## start Records to process
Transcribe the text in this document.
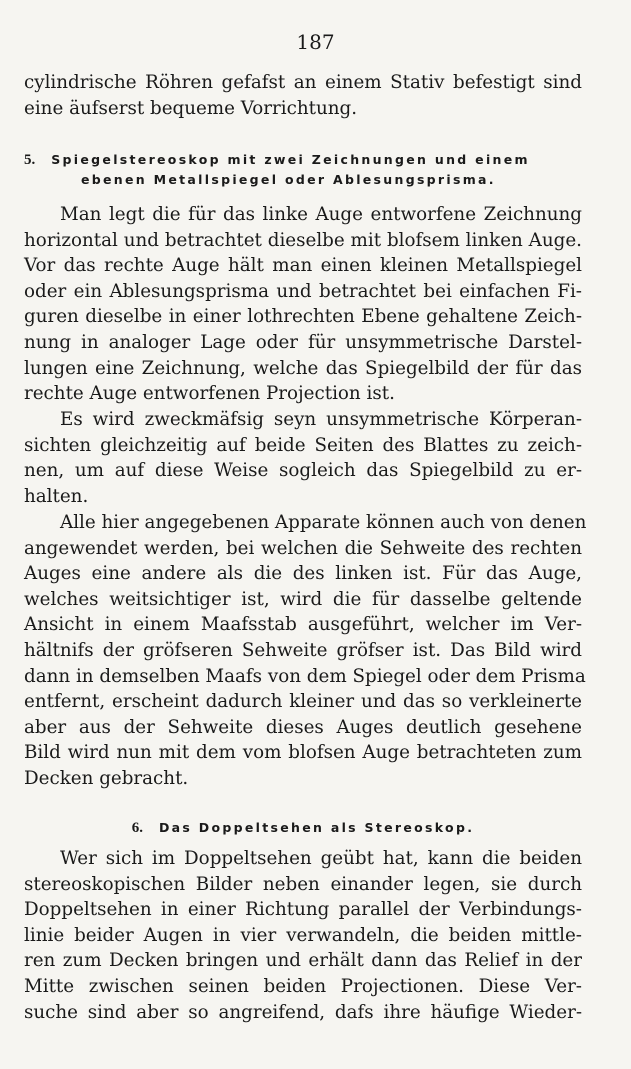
187
cylindrische Röhren gefafst an einem Stativ befestigt sind
eine äufserst bequeme Vorrichtung.
5. Spiegelstereoskop mit zwei Zeichnungen und einem
ebenen Metallspiegel oder Ablesungsprisma.
Man legt die für das linke Auge entworfene Zeichnung
horizontal und betrachtet dieselbe mit blofsem linken Auge.
Vor das rechte Auge hält man einen kleinen Metallspiegel
oder ein Ablesungsprisma und betrachtet bei einfachen Fi-
guren dieselbe in einer lothrechten Ebene gehaltene Zeich-
nung in analoger Lage oder für unsymmetrische Darstel-
lungen eine Zeichnung, welche das Spiegelbild der für das
rechte Auge entworfenen Projection ist.
Es wird zweckmäfsig seyn unsymmetrische Körperan-
sichten gleichzeitig auf beide Seiten des Blattes zu zeich-
nen, um auf diese Weise sogleich das Spiegelbild zu er-
halten.
Alle hier angegebenen Apparate können auch von denen
angewendet werden, bei welchen die Sehweite des rechten
Auges eine andere als die des linken ist. Für das Auge,
welches weitsichtiger ist, wird die für dasselbe geltende
Ansicht in einem Maafsstab ausgeführt, welcher im Ver-
hältnifs der gröfseren Sehweite gröfser ist. Das Bild wird
dann in demselben Maafs von dem Spiegel oder dem Prisma
entfernt, erscheint dadurch kleiner und das so verkleinerte
aber aus der Sehweite dieses Auges deutlich gesehene
Bild wird nun mit dem vom blofsen Auge betrachteten zum
Decken gebracht.
6. Das Doppeltsehen als Stereoskop.
Wer sich im Doppeltsehen geübt hat, kann die beiden
stereoskopischen Bilder neben einander legen, sie durch
Doppeltsehen in einer Richtung parallel der Verbindungs-
linie beider Augen in vier verwandeln, die beiden mittle-
ren zum Decken bringen und erhält dann das Relief in der
Mitte zwischen seinen beiden Projectionen. Diese Ver-
suche sind aber so angreifend, dafs ihre häufige Wieder-
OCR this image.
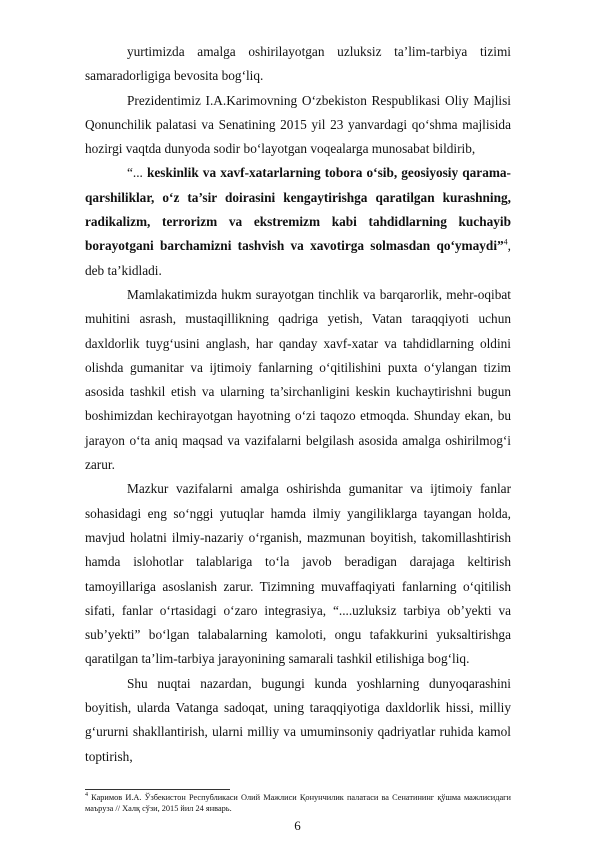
yurtimizda amalga oshirilayotgan uzluksiz ta’lim-tarbiya tizimi samaradorligiga bevosita bog‘liq.

Prezidentimiz I.A.Karimovning O‘zbekiston Respublikasi Oliy Majlisi Qonunchilik palatasi va Senatining 2015 yil 23 yanvardagi qo‘shma majlisida hozirgi vaqtda dunyoda sodir bo‘layotgan voqealarga munosabat bildirib,

“... keskinlik va xavf-xatarlarning tobora o‘sib, geosiyosiy qarama-qarshiliklar, o‘z ta’sir doirasini kengaytirishga qaratilgan kurashning, radikalizm, terrorizm va ekstremizm kabi tahdidlarning kuchayib borayotgani barchamizni tashvish va xavotirga solmasdan qo‘ymaydi”$^4$, deb ta’kidladi.

Mamlakatimizda hukm surayotgan tinchlik va barqarorlik, mehr-oqibat muhitini asrash, mustaqillikning qadriga yetish, Vatan taraqqiyoti uchun daxldorlik tuyg‘usini anglash, har qanday xavf-xatar va tahdidlarning oldini olishda gumanitar va ijtimoiy fanlarning o‘qitilishini puxta o‘ylangan tizim asosida tashkil etish va ularning ta’sirchanligini keskin kuchaytirishni bugun boshimizdan kechirayotgan hayotning o‘zi taqozo etmoqda. Shunday ekan, bu jarayon o‘ta aniq maqsad va vazifalarni belgilash asosida amalga oshirilmog‘i zarur.

Mazkur vazifalarni amalga oshirishda gumanitar va ijtimoiy fanlar sohasidagi eng so‘nggi yutuqlar hamda ilmiy yangiliklarga tayangan holda, mavjud holatni ilmiy-nazariy o‘rganish, mazmunan boyitish, takomillashtirish hamda islohotlar talablariga to‘la javob beradigan darajaga keltirish tamoyillariga asoslanish zarur. Tizimning muvaffaqiyati fanlarning o‘qitilish sifati, fanlar o‘rtasidagi o‘zaro integrasiya, “....uzluksiz tarbiya ob’yekti va sub’yekti” bo‘lgan talabalarning kamoloti, ongu tafakkurini yuksaltirishga qaratilgan ta’lim-tarbiya jarayonining samarali tashkil etilishiga bog‘liq.

Shu nuqtai nazardan, bugungi kunda yoshlarning dunyoqarashini boyitish, ularda Vatanga sadoqat, uning taraqqiyotiga daxldorlik hissi, milliy g‘ururni shakllantirish, ularni milliy va umuminsoniy qadriyatlar ruhida kamol toptirish,

$^4$ Каримов И.А. Ўзбекистон Республикаси Олий Мажлиси Қонунчилик палатаси ва Сенатининг қўшма мажлисидаги маъруза // Халқ сўзи, 2015 йил 24 январь.
6
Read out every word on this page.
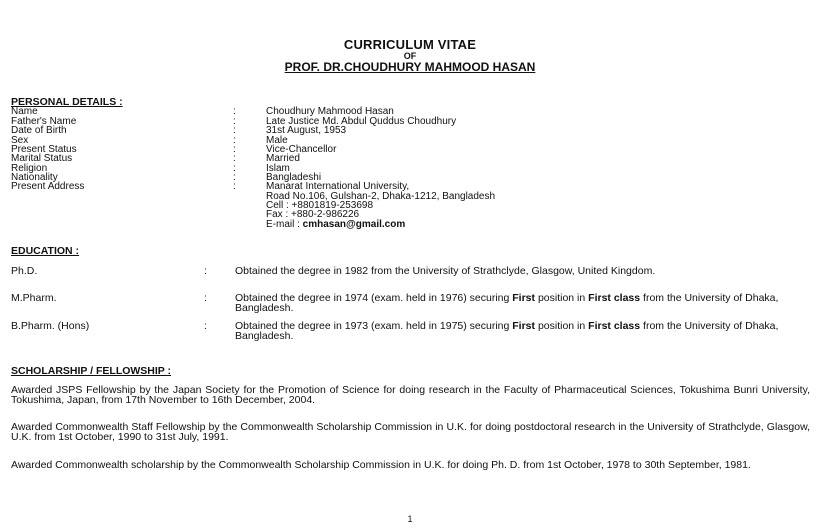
CURRICULUM VITAE
OF
PROF. DR.CHOUDHURY MAHMOOD HASAN
PERSONAL DETAILS :
Name	:	Choudhury Mahmood Hasan
Father's Name	:	Late Justice Md. Abdul Quddus Choudhury
Date of Birth	:	31st August, 1953
Sex	:	Male
Present Status	:	Vice-Chancellor
Marital Status	:	Married
Religion	:	Islam
Nationality	:	Bangladeshi
Present Address	:	Manarat International University,
Road No.106, Gulshan-2, Dhaka-1212, Bangladesh
Cell : +8801819-253698
Fax : +880-2-986226
E-mail : cmhasan@gmail.com
EDUCATION :
Ph.D.	:	Obtained the degree in 1982 from the University of Strathclyde, Glasgow, United Kingdom.
M.Pharm.	:	Obtained the degree in 1974 (exam. held in 1976) securing First position in First class from the University of Dhaka, Bangladesh.
B.Pharm. (Hons)	:	Obtained the degree in 1973 (exam. held in 1975) securing First position in First class from the University of Dhaka, Bangladesh.
SCHOLARSHIP / FELLOWSHIP :
Awarded JSPS Fellowship by the Japan Society for the Promotion of Science for doing research in the Faculty of Pharmaceutical Sciences, Tokushima Bunri University, Tokushima, Japan, from 17th November to 16th December, 2004.
Awarded Commonwealth Staff Fellowship by the Commonwealth Scholarship Commission in U.K. for doing postdoctoral research in the University of Strathclyde, Glasgow, U.K. from 1st October, 1990 to 31st July, 1991.
Awarded Commonwealth scholarship by the Commonwealth Scholarship Commission in U.K. for doing Ph. D. from 1st October, 1978 to 30th September, 1981.
1
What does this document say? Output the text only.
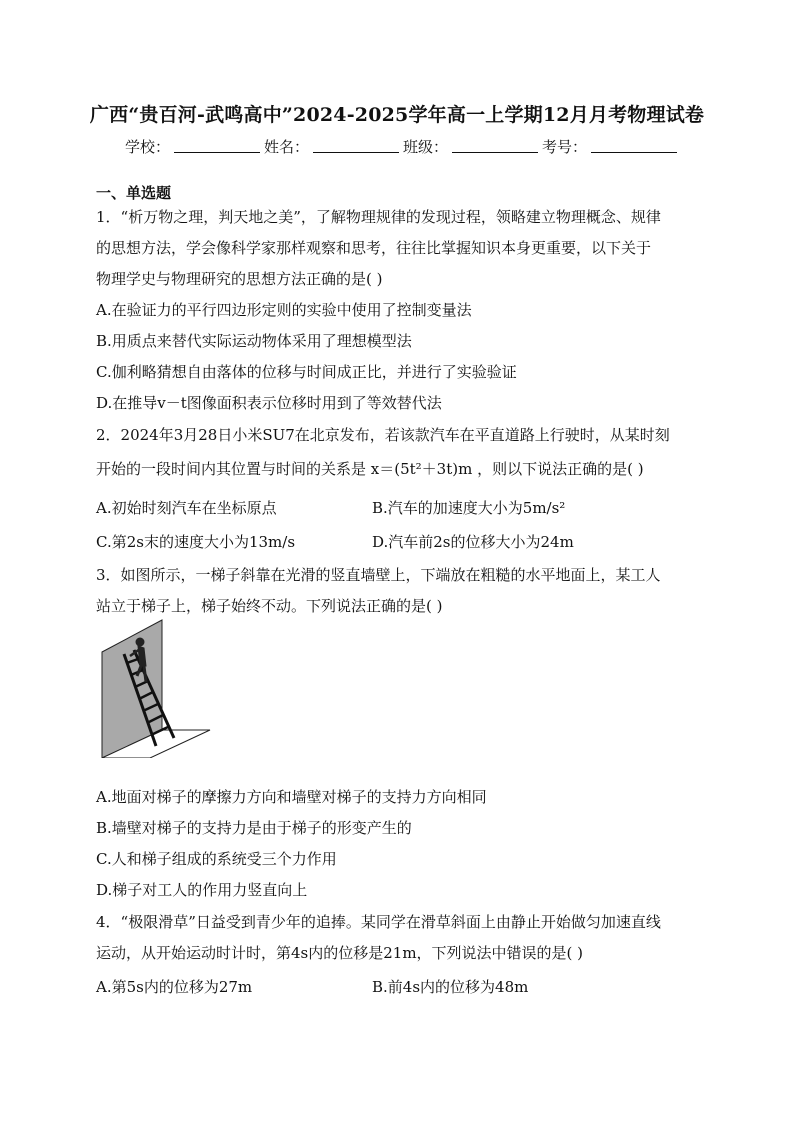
广西“贵百河-武鸣高中”2024-2025学年高一上学期12月月考物理试卷
学校：	姓名：	班级：	考号：
一、单选题
1．“析万物之理，判天地之美”，了解物理规律的发现过程，领略建立物理概念、规律
的思想方法，学会像科学家那样观察和思考，往往比掌握知识本身更重要，以下关于
物理学史与物理研究的思想方法正确的是( )
A.在验证力的平行四边形定则的实验中使用了控制变量法
B.用质点来替代实际运动物体采用了理想模型法
C.伽利略猜想自由落体的位移与时间成正比，并进行了实验验证
D.在推导v－t图像面积表示位移时用到了等效替代法
2．2024年3月28日小米SU7在北京发布，若该款汽车在平直道路上行驶时，从某时刻
开始的一段时间内其位置与时间的关系是 x＝(5t²＋3t)m ，则以下说法正确的是( )
A.初始时刻汽车在坐标原点	B.汽车的加速度大小为5m/s²
C.第2s末的速度大小为13m/s	D.汽车前2s的位移大小为24m
3．如图所示，一梯子斜靠在光滑的竖直墙壁上，下端放在粗糙的水平地面上，某工人
站立于梯子上，梯子始终不动。下列说法正确的是( )
A.地面对梯子的摩擦力方向和墙壁对梯子的支持力方向相同
B.墙壁对梯子的支持力是由于梯子的形变产生的
C.人和梯子组成的系统受三个力作用
D.梯子对工人的作用力竖直向上
4．“极限滑草”日益受到青少年的追捧。某同学在滑草斜面上由静止开始做匀加速直线
运动，从开始运动时计时，第4s内的位移是21m，下列说法中错误的是( )
A.第5s内的位移为27m	B.前4s内的位移为48m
## end Records to process
The task
Print out every entry above without changing a word, and leave out the pictures.

Exercise response
Transcribe the text in this document.
187
cylindrische Röhren gefafst an einem Stativ befestigt sind
eine äufserst bequeme Vorrichtung.
5. Spiegelstereoskop mit zwei Zeichnungen und einem
ebenen Metallspiegel oder Ablesungsprisma.
Man legt die für das linke Auge entworfene Zeichnung
horizontal und betrachtet dieselbe mit blofsem linken Auge.
Vor das rechte Auge hält man einen kleinen Metallspiegel
oder ein Ablesungsprisma und betrachtet bei einfachen Fi-
guren dieselbe in einer lothrechten Ebene gehaltene Zeich-
nung in analoger Lage oder für unsymmetrische Darstel-
lungen eine Zeichnung, welche das Spiegelbild der für das
rechte Auge entworfenen Projection ist.
Es wird zweckmäfsig seyn unsymmetrische Körperan-
sichten gleichzeitig auf beide Seiten des Blattes zu zeich-
nen, um auf diese Weise sogleich das Spiegelbild zu er-
halten.
Alle hier angegebenen Apparate können auch von denen
angewendet werden, bei welchen die Sehweite des rechten
Auges eine andere als die des linken ist. Für das Auge,
welches weitsichtiger ist, wird die für dasselbe geltende
Ansicht in einem Maafsstab ausgeführt, welcher im Ver-
hältnifs der gröfseren Sehweite gröfser ist. Das Bild wird
dann in demselben Maafs von dem Spiegel oder dem Prisma
entfernt, erscheint dadurch kleiner und das so verkleinerte
aber aus der Sehweite dieses Auges deutlich gesehene
Bild wird nun mit dem vom blofsen Auge betrachteten zum
Decken gebracht.
6. Das Doppeltsehen als Stereoskop.
Wer sich im Doppeltsehen geübt hat, kann die beiden
stereoskopischen Bilder neben einander legen, sie durch
Doppeltsehen in einer Richtung parallel der Verbindungs-
linie beider Augen in vier verwandeln, die beiden mittle-
ren zum Decken bringen und erhält dann das Relief in der
Mitte zwischen seinen beiden Projectionen. Diese Ver-
suche sind aber so angreifend, dafs ihre häufige Wieder-
OCR this image.
yurtimizda amalga oshirilayotgan uzluksiz ta’lim-tarbiya tizimi samaradorligiga bevosita bog‘liq.

Prezidentimiz I.A.Karimovning O‘zbekiston Respublikasi Oliy Majlisi Qonunchilik palatasi va Senatining 2015 yil 23 yanvardagi qo‘shma majlisida hozirgi vaqtda dunyoda sodir bo‘layotgan voqealarga munosabat bildirib,

“... keskinlik va xavf-xatarlarning tobora o‘sib, geosiyosiy qarama-qarshiliklar, o‘z ta’sir doirasini kengaytirishga qaratilgan kurashning, radikalizm, terrorizm va ekstremizm kabi tahdidlarning kuchayib borayotgani barchamizni tashvish va xavotirga solmasdan qo‘ymaydi”$^4$, deb ta’kidladi.

Mamlakatimizda hukm surayotgan tinchlik va barqarorlik, mehr-oqibat muhitini asrash, mustaqillikning qadriga yetish, Vatan taraqqiyoti uchun daxldorlik tuyg‘usini anglash, har qanday xavf-xatar va tahdidlarning oldini olishda gumanitar va ijtimoiy fanlarning o‘qitilishini puxta o‘ylangan tizim asosida tashkil etish va ularning ta’sirchanligini keskin kuchaytirishni bugun boshimizdan kechirayotgan hayotning o‘zi taqozo etmoqda. Shunday ekan, bu jarayon o‘ta aniq maqsad va vazifalarni belgilash asosida amalga oshirilmog‘i zarur.

Mazkur vazifalarni amalga oshirishda gumanitar va ijtimoiy fanlar sohasidagi eng so‘nggi yutuqlar hamda ilmiy yangiliklarga tayangan holda, mavjud holatni ilmiy-nazariy o‘rganish, mazmunan boyitish, takomillashtirish hamda islohotlar talablariga to‘la javob beradigan darajaga keltirish tamoyillariga asoslanish zarur. Tizimning muvaffaqiyati fanlarning o‘qitilish sifati, fanlar o‘rtasidagi o‘zaro integrasiya, “....uzluksiz tarbiya ob’yekti va sub’yekti” bo‘lgan talabalarning kamoloti, ongu tafakkurini yuksaltirishga qaratilgan ta’lim-tarbiya jarayonining samarali tashkil etilishiga bog‘liq.

Shu nuqtai nazardan, bugungi kunda yoshlarning dunyoqarashini boyitish, ularda Vatanga sadoqat, uning taraqqiyotiga daxldorlik hissi, milliy g‘ururni shakllantirish, ularni milliy va umuminsoniy qadriyatlar ruhida kamol toptirish,

$^4$ Каримов И.А. Ўзбекистон Республикаси Олий Мажлиси Қонунчилик палатаси ва Сенатининг қўшма мажлисидаги маъруза // Халқ сўзи, 2015 йил 24 январь.
6
Read out every word on this page.
CURRICULUM VITAE
OF
PROF. DR.CHOUDHURY MAHMOOD HASAN
PERSONAL DETAILS :
Name	:	Choudhury Mahmood Hasan
Father's Name	:	Late Justice Md. Abdul Quddus Choudhury
Date of Birth	:	31st August, 1953
Sex	:	Male
Present Status	:	Vice-Chancellor
Marital Status	:	Married
Religion	:	Islam
Nationality	:	Bangladeshi
Present Address	:	Manarat International University,
Road No.106, Gulshan-2, Dhaka-1212, Bangladesh
Cell : +8801819-253698
Fax : +880-2-986226
E-mail : cmhasan@gmail.com
EDUCATION :
Ph.D.	:	Obtained the degree in 1982 from the University of Strathclyde, Glasgow, United Kingdom.
M.Pharm.	:	Obtained the degree in 1974 (exam. held in 1976) securing First position in First class from the University of Dhaka, Bangladesh.
B.Pharm. (Hons)	:	Obtained the degree in 1973 (exam. held in 1975) securing First position in First class from the University of Dhaka, Bangladesh.
SCHOLARSHIP / FELLOWSHIP :
Awarded JSPS Fellowship by the Japan Society for the Promotion of Science for doing research in the Faculty of Pharmaceutical Sciences, Tokushima Bunri University, Tokushima, Japan, from 17th November to 16th December, 2004.
Awarded Commonwealth Staff Fellowship by the Commonwealth Scholarship Commission in U.K. for doing postdoctoral research in the University of Strathclyde, Glasgow, U.K. from 1st October, 1990 to 31st July, 1991.
Awarded Commonwealth scholarship by the Commonwealth Scholarship Commission in U.K. for doing Ph. D. from 1st October, 1978 to 30th September, 1981.
1
What does this document say? Output the text only.
广西“贵百河-武鸣高中”2024-2025学年高一上学期12月月考物理试卷
学校：	姓名：	班级：	考号：
一、单选题
1．“析万物之理，判天地之美”，了解物理规律的发现过程，领略建立物理概念、规律
的思想方法，学会像科学家那样观察和思考，往往比掌握知识本身更重要，以下关于
物理学史与物理研究的思想方法正确的是( )
A.在验证力的平行四边形定则的实验中使用了控制变量法
B.用质点来替代实际运动物体采用了理想模型法
C.伽利略猜想自由落体的位移与时间成正比，并进行了实验验证
D.在推导v－t图像面积表示位移时用到了等效替代法
2．2024年3月28日小米SU7在北京发布，若该款汽车在平直道路上行驶时，从某时刻
开始的一段时间内其位置与时间的关系是 x＝(5t²＋3t)m ，则以下说法正确的是( )
A.初始时刻汽车在坐标原点	B.汽车的加速度大小为5m/s²
C.第2s末的速度大小为13m/s	D.汽车前2s的位移大小为24m
3．如图所示，一梯子斜靠在光滑的竖直墙壁上，下端放在粗糙的水平地面上，某工人
站立于梯子上，梯子始终不动。下列说法正确的是( )
A.地面对梯子的摩擦力方向和墙壁对梯子的支持力方向相同
B.墙壁对梯子的支持力是由于梯子的形变产生的
C.人和梯子组成的系统受三个力作用
D.梯子对工人的作用力竖直向上
4．“极限滑草”日益受到青少年的追捧。某同学在滑草斜面上由静止开始做匀加速直线
运动，从开始运动时计时，第4s内的位移是21m，下列说法中错误的是( )
A.第5s内的位移为27m	B.前4s内的位移为48m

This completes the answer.